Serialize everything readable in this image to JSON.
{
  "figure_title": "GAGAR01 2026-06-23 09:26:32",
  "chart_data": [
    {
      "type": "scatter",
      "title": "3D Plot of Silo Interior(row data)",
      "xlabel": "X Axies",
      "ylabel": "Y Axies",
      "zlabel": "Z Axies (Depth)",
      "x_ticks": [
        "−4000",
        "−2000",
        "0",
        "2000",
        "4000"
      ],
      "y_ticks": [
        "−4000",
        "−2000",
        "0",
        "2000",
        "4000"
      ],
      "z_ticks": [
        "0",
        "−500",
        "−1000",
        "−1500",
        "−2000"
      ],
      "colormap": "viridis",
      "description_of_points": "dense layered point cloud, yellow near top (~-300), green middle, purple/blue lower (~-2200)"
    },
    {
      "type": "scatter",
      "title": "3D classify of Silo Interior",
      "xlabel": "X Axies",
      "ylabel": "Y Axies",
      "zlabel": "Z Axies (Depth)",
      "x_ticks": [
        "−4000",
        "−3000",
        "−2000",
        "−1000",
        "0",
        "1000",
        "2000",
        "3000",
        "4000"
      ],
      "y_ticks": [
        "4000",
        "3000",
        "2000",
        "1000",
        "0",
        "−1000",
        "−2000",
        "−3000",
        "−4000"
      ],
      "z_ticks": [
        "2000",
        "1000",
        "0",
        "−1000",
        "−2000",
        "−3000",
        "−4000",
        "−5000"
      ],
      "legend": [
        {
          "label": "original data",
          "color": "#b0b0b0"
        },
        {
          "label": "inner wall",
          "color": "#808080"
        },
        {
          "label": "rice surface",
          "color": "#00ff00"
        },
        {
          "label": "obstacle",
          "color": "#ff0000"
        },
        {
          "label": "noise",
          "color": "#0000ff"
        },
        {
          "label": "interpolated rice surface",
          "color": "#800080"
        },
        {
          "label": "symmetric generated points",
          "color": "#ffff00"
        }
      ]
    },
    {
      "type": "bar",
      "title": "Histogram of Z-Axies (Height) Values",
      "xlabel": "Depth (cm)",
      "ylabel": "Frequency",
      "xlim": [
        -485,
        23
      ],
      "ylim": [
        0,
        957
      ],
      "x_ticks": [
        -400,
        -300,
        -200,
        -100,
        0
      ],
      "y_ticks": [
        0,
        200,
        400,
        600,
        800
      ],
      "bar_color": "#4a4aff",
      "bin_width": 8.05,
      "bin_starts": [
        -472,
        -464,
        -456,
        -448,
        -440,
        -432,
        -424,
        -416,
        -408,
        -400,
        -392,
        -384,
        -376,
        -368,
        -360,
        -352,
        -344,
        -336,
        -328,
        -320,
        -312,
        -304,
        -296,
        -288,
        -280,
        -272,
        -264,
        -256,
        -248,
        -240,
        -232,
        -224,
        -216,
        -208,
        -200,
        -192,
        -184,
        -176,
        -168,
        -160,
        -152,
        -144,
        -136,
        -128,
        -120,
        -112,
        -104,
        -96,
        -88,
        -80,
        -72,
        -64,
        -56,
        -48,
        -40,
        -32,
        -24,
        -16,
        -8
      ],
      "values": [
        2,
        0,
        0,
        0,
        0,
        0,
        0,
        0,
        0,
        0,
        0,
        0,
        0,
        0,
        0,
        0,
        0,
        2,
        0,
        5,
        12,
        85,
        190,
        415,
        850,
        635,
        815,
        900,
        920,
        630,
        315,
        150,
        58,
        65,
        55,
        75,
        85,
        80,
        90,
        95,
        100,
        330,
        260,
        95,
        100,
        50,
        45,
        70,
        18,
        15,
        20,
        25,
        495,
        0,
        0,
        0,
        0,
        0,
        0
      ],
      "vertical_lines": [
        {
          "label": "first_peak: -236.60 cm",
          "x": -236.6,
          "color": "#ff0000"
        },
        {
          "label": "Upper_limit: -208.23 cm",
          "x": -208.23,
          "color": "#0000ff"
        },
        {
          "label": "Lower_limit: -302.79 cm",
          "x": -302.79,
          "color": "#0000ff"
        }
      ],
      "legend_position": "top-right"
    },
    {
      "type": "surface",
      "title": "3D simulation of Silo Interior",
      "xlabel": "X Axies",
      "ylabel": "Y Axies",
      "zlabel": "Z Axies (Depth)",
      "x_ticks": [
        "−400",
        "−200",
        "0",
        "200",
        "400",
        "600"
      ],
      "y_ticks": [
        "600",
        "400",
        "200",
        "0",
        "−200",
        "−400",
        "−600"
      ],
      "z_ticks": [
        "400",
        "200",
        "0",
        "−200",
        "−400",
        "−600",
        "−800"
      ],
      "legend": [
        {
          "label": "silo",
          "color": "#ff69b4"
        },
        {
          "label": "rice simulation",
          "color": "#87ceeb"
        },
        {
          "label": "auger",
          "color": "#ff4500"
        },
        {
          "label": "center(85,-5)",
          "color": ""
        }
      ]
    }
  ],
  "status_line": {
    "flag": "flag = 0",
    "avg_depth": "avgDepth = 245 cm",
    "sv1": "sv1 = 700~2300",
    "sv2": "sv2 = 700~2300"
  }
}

________________________

What is required> Write out the full listing, keeping every line exactly as it is.

Reply>
Serialize everything readable in this image to JSON.
{
  "figure_title": "GAGAR01 2026-06-23 09:26:32",
  "chart_data": [
    {
      "type": "scatter",
      "title": "3D Plot of Silo Interior(row data)",
      "xlabel": "X Axies",
      "ylabel": "Y Axies",
      "zlabel": "Z Axies (Depth)",
      "x_ticks": [
        "−4000",
        "−2000",
        "0",
        "2000",
        "4000"
      ],
      "y_ticks": [
        "−4000",
        "−2000",
        "0",
        "2000",
        "4000"
      ],
      "z_ticks": [
        "0",
        "−500",
        "−1000",
        "−1500",
        "−2000"
      ],
      "colormap": "viridis",
      "description_of_points": "dense layered point cloud, yellow near top (~-300), green middle, purple/blue lower (~-2200)"
    },
    {
      "type": "scatter",
      "title": "3D classify of Silo Interior",
      "xlabel": "X Axies",
      "ylabel": "Y Axies",
      "zlabel": "Z Axies (Depth)",
      "x_ticks": [
        "−4000",
        "−3000",
        "−2000",
        "−1000",
        "0",
        "1000",
        "2000",
        "3000",
        "4000"
      ],
      "y_ticks": [
        "4000",
        "3000",
        "2000",
        "1000",
        "0",
        "−1000",
        "−2000",
        "−3000",
        "−4000"
      ],
      "z_ticks": [
        "2000",
        "1000",
        "0",
        "−1000",
        "−2000",
        "−3000",
        "−4000",
        "−5000"
      ],
      "legend": [
        {
          "label": "original data",
          "color": "#b0b0b0"
        },
        {
          "label": "inner wall",
          "color": "#808080"
        },
        {
          "label": "rice surface",
          "color": "#00ff00"
        },
        {
          "label": "obstacle",
          "color": "#ff0000"
        },
        {
          "label": "noise",
          "color": "#0000ff"
        },
        {
          "label": "interpolated rice surface",
          "color": "#800080"
        },
        {
          "label": "symmetric generated points",
          "color": "#ffff00"
        }
      ]
    },
    {
      "type": "bar",
      "title": "Histogram of Z-Axies (Height) Values",
      "xlabel": "Depth (cm)",
      "ylabel": "Frequency",
      "xlim": [
        -485,
        23
      ],
      "ylim": [
        0,
        957
      ],
      "x_ticks": [
        -400,
        -300,
        -200,
        -100,
        0
      ],
      "y_ticks": [
        0,
        200,
        400,
        600,
        800
      ],
      "bar_color": "#4a4aff",
      "bin_width": 8.05,
      "bin_starts": [
        -472,
        -464,
        -456,
        -448,
        -440,
        -432,
        -424,
        -416,
        -408,
        -400,
        -392,
        -384,
        -376,
        -368,
        -360,
        -352,
        -344,
        -336,
        -328,
        -320,
        -312,
        -304,
        -296,
        -288,
        -280,
        -272,
        -264,
        -256,
        -248,
        -240,
        -232,
        -224,
        -216,
        -208,
        -200,
        -192,
        -184,
        -176,
        -168,
        -160,
        -152,
        -144,
        -136,
        -128,
        -120,
        -112,
        -104,
        -96,
        -88,
        -80,
        -72,
        -64,
        -56,
        -48,
        -40,
        -32,
        -24,
        -16,
        -8
      ],
      "values": [
        2,
        0,
        0,
        0,
        0,
        0,
        0,
        0,
        0,
        0,
        0,
        0,
        0,
        0,
        0,
        0,
        0,
        2,
        0,
        5,
        12,
        85,
        190,
        415,
        850,
        635,
        815,
        900,
        920,
        630,
        315,
        150,
        58,
        65,
        55,
        75,
        85,
        80,
        90,
        95,
        100,
        330,
        260,
        95,
        100,
        50,
        45,
        70,
        18,
        15,
        20,
        25,
        495,
        0,
        0,
        0,
        0,
        0,
        0
      ],
      "vertical_lines": [
        {
          "label": "first_peak: -236.60 cm",
          "x": -236.6,
          "color": "#ff0000"
        },
        {
          "label": "Upper_limit: -208.23 cm",
          "x": -208.23,
          "color": "#0000ff"
        },
        {
          "label": "Lower_limit: -302.79 cm",
          "x": -302.79,
          "color": "#0000ff"
        }
      ],
      "legend_position": "top-right"
    },
    {
      "type": "surface",
      "title": "3D simulation of Silo Interior",
      "xlabel": "X Axies",
      "ylabel": "Y Axies",
      "zlabel": "Z Axies (Depth)",
      "x_ticks": [
        "−400",
        "−200",
        "0",
        "200",
        "400",
        "600"
      ],
      "y_ticks": [
        "600",
        "400",
        "200",
        "0",
        "−200",
        "−400",
        "−600"
      ],
      "z_ticks": [
        "400",
        "200",
        "0",
        "−200",
        "−400",
        "−600",
        "−800"
      ],
      "legend": [
        {
          "label": "silo",
          "color": "#ff69b4"
        },
        {
          "label": "rice simulation",
          "color": "#87ceeb"
        },
        {
          "label": "auger",
          "color": "#ff4500"
        },
        {
          "label": "center(85,-5)",
          "color": ""
        }
      ]
    }
  ],
  "status_line": {
    "flag": "flag = 0",
    "avg_depth": "avgDepth = 245 cm",
    "sv1": "sv1 = 700~2300",
    "sv2": "sv2 = 700~2300"
  }
}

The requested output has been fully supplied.